* DATASET EXCERPTS:
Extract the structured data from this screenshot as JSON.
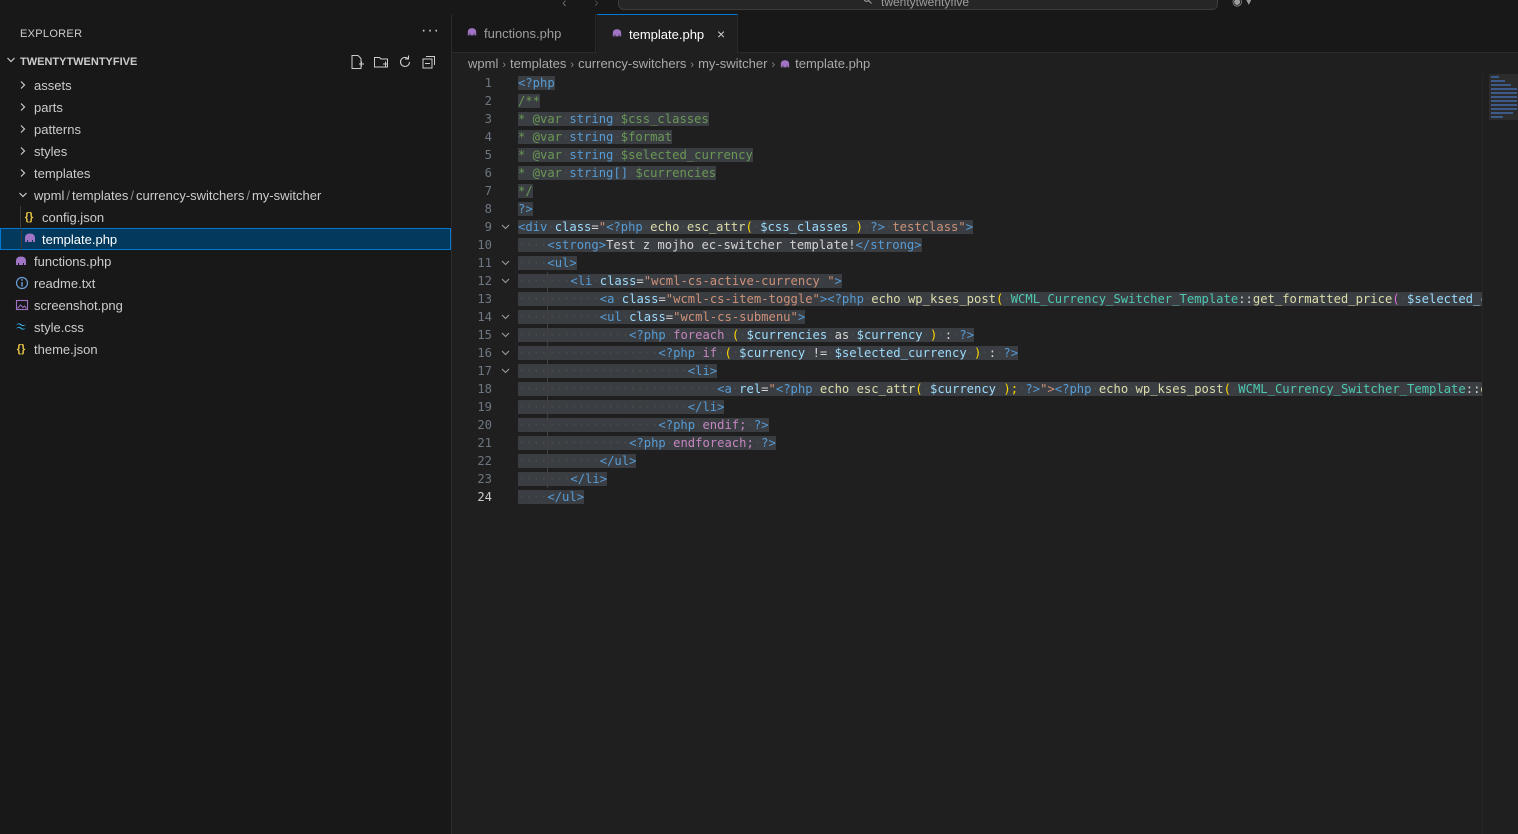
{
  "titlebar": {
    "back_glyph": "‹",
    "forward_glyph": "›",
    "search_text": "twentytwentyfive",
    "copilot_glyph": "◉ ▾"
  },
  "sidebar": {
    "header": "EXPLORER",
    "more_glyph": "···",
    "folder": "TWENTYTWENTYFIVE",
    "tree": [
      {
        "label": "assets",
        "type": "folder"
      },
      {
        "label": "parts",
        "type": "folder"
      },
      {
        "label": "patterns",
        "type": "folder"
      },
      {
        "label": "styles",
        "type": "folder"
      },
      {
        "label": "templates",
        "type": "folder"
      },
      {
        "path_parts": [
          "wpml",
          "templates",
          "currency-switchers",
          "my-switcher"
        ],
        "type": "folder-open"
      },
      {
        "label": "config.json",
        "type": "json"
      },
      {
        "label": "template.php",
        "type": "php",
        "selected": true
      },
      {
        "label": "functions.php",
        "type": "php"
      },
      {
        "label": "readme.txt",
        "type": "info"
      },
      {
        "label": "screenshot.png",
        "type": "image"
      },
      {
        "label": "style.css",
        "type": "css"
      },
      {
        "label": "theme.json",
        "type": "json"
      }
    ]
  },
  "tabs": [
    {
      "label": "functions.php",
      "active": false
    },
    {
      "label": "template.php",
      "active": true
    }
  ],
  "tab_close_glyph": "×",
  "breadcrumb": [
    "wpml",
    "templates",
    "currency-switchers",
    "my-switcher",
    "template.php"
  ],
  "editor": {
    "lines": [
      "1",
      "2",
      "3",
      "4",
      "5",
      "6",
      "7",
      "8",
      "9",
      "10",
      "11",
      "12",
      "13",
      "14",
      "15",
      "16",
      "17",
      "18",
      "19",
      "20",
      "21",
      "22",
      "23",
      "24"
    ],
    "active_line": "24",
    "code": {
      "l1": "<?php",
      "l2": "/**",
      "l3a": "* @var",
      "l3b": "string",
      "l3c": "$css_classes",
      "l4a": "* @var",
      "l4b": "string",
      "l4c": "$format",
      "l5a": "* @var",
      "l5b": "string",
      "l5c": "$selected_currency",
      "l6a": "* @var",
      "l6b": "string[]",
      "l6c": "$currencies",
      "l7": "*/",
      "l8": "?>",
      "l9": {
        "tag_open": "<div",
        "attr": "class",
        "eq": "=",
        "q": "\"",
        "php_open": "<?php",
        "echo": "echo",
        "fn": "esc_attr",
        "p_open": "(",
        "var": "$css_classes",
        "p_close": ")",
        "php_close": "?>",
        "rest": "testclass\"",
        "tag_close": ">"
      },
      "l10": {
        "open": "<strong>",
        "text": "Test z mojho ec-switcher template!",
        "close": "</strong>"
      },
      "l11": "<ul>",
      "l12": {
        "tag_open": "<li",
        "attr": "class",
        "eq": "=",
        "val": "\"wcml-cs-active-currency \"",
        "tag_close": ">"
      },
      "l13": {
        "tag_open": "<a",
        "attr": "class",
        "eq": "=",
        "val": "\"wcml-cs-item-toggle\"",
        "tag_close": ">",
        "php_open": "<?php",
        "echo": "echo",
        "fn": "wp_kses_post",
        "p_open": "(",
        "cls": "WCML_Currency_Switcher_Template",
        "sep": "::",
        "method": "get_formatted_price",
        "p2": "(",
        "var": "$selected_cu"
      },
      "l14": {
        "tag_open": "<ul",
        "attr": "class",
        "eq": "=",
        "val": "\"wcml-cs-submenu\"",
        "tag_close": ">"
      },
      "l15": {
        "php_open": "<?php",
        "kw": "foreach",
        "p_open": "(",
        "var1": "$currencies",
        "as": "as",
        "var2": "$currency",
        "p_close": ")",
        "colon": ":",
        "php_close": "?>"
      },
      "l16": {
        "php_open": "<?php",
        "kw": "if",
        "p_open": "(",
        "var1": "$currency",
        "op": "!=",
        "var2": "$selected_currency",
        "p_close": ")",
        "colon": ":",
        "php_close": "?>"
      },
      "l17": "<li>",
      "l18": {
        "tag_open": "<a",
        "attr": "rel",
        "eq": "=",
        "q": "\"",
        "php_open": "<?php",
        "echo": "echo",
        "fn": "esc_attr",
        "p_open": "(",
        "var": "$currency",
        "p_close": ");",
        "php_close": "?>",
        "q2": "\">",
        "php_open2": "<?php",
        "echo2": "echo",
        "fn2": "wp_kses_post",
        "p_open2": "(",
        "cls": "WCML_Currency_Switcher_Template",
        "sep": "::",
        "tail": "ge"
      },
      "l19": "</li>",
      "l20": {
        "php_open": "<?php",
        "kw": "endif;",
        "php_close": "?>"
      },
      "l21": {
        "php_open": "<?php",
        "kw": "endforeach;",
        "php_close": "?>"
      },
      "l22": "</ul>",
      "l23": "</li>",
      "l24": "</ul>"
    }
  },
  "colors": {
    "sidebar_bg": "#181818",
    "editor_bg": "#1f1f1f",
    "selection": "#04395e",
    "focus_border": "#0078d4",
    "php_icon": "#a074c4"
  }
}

* WHAT IS REQUIRED: Pictures in the records above should not be copied. Repeat everything else exactly.

* FINISHED TASK:
Extract the structured data from this screenshot as JSON.
{
  "titlebar": {
    "back_glyph": "‹",
    "forward_glyph": "›",
    "search_text": "twentytwentyfive",
    "copilot_glyph": "◉ ▾"
  },
  "sidebar": {
    "header": "EXPLORER",
    "more_glyph": "···",
    "folder": "TWENTYTWENTYFIVE",
    "tree": [
      {
        "label": "assets",
        "type": "folder"
      },
      {
        "label": "parts",
        "type": "folder"
      },
      {
        "label": "patterns",
        "type": "folder"
      },
      {
        "label": "styles",
        "type": "folder"
      },
      {
        "label": "templates",
        "type": "folder"
      },
      {
        "path_parts": [
          "wpml",
          "templates",
          "currency-switchers",
          "my-switcher"
        ],
        "type": "folder-open"
      },
      {
        "label": "config.json",
        "type": "json"
      },
      {
        "label": "template.php",
        "type": "php",
        "selected": true
      },
      {
        "label": "functions.php",
        "type": "php"
      },
      {
        "label": "readme.txt",
        "type": "info"
      },
      {
        "label": "screenshot.png",
        "type": "image"
      },
      {
        "label": "style.css",
        "type": "css"
      },
      {
        "label": "theme.json",
        "type": "json"
      }
    ]
  },
  "tabs": [
    {
      "label": "functions.php",
      "active": false
    },
    {
      "label": "template.php",
      "active": true
    }
  ],
  "tab_close_glyph": "×",
  "breadcrumb": [
    "wpml",
    "templates",
    "currency-switchers",
    "my-switcher",
    "template.php"
  ],
  "editor": {
    "lines": [
      "1",
      "2",
      "3",
      "4",
      "5",
      "6",
      "7",
      "8",
      "9",
      "10",
      "11",
      "12",
      "13",
      "14",
      "15",
      "16",
      "17",
      "18",
      "19",
      "20",
      "21",
      "22",
      "23",
      "24"
    ],
    "active_line": "24",
    "code": {
      "l1": "<?php",
      "l2": "/**",
      "l3a": "* @var",
      "l3b": "string",
      "l3c": "$css_classes",
      "l4a": "* @var",
      "l4b": "string",
      "l4c": "$format",
      "l5a": "* @var",
      "l5b": "string",
      "l5c": "$selected_currency",
      "l6a": "* @var",
      "l6b": "string[]",
      "l6c": "$currencies",
      "l7": "*/",
      "l8": "?>",
      "l9": {
        "tag_open": "<div",
        "attr": "class",
        "eq": "=",
        "q": "\"",
        "php_open": "<?php",
        "echo": "echo",
        "fn": "esc_attr",
        "p_open": "(",
        "var": "$css_classes",
        "p_close": ")",
        "php_close": "?>",
        "rest": "testclass\"",
        "tag_close": ">"
      },
      "l10": {
        "open": "<strong>",
        "text": "Test z mojho ec-switcher template!",
        "close": "</strong>"
      },
      "l11": "<ul>",
      "l12": {
        "tag_open": "<li",
        "attr": "class",
        "eq": "=",
        "val": "\"wcml-cs-active-currency \"",
        "tag_close": ">"
      },
      "l13": {
        "tag_open": "<a",
        "attr": "class",
        "eq": "=",
        "val": "\"wcml-cs-item-toggle\"",
        "tag_close": ">",
        "php_open": "<?php",
        "echo": "echo",
        "fn": "wp_kses_post",
        "p_open": "(",
        "cls": "WCML_Currency_Switcher_Template",
        "sep": "::",
        "method": "get_formatted_price",
        "p2": "(",
        "var": "$selected_cu"
      },
      "l14": {
        "tag_open": "<ul",
        "attr": "class",
        "eq": "=",
        "val": "\"wcml-cs-submenu\"",
        "tag_close": ">"
      },
      "l15": {
        "php_open": "<?php",
        "kw": "foreach",
        "p_open": "(",
        "var1": "$currencies",
        "as": "as",
        "var2": "$currency",
        "p_close": ")",
        "colon": ":",
        "php_close": "?>"
      },
      "l16": {
        "php_open": "<?php",
        "kw": "if",
        "p_open": "(",
        "var1": "$currency",
        "op": "!=",
        "var2": "$selected_currency",
        "p_close": ")",
        "colon": ":",
        "php_close": "?>"
      },
      "l17": "<li>",
      "l18": {
        "tag_open": "<a",
        "attr": "rel",
        "eq": "=",
        "q": "\"",
        "php_open": "<?php",
        "echo": "echo",
        "fn": "esc_attr",
        "p_open": "(",
        "var": "$currency",
        "p_close": ");",
        "php_close": "?>",
        "q2": "\">",
        "php_open2": "<?php",
        "echo2": "echo",
        "fn2": "wp_kses_post",
        "p_open2": "(",
        "cls": "WCML_Currency_Switcher_Template",
        "sep": "::",
        "tail": "ge"
      },
      "l19": "</li>",
      "l20": {
        "php_open": "<?php",
        "kw": "endif;",
        "php_close": "?>"
      },
      "l21": {
        "php_open": "<?php",
        "kw": "endforeach;",
        "php_close": "?>"
      },
      "l22": "</ul>",
      "l23": "</li>",
      "l24": "</ul>"
    }
  },
  "colors": {
    "sidebar_bg": "#181818",
    "editor_bg": "#1f1f1f",
    "selection": "#04395e",
    "focus_border": "#0078d4",
    "php_icon": "#a074c4"
  }
}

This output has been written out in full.